>> begin
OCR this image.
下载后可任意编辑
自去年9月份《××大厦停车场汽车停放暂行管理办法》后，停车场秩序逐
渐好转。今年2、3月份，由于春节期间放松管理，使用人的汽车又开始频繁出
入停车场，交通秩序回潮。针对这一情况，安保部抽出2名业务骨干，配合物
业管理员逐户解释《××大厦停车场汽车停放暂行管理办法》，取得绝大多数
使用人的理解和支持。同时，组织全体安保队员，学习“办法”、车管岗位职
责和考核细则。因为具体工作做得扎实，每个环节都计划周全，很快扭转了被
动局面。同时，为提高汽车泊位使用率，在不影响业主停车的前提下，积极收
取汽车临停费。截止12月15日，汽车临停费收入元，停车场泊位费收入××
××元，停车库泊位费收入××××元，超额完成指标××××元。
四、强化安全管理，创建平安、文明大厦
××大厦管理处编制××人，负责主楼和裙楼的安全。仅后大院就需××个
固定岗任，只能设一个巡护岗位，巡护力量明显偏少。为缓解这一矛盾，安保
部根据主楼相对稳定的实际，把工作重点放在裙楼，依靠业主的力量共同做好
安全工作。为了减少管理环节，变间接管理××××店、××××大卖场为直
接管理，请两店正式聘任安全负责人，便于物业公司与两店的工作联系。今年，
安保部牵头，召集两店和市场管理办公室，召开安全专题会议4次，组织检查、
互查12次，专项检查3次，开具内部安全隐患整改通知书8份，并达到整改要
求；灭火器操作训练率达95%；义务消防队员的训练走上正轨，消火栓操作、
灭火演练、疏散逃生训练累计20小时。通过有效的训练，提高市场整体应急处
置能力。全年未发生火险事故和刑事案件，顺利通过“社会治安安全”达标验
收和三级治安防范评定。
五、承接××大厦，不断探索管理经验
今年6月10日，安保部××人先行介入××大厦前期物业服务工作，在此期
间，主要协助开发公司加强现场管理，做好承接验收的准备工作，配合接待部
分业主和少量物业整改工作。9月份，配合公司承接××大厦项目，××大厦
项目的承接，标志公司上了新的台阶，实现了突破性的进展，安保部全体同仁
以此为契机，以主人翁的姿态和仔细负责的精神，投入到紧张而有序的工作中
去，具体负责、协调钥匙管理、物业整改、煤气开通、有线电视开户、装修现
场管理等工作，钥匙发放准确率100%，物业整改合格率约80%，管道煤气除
>> end
### EXERCISE DIRECTIONS
List the lines of the records where "大厦停车场汽车停放暂行管理办法" occurs.

### WRITTEN SOLUTION
自去年9月份《××大厦停车场汽车停放暂行管理办法》后，停车场秩序逐
业管理员逐户解释《××大厦停车场汽车停放暂行管理办法》，取得绝大多数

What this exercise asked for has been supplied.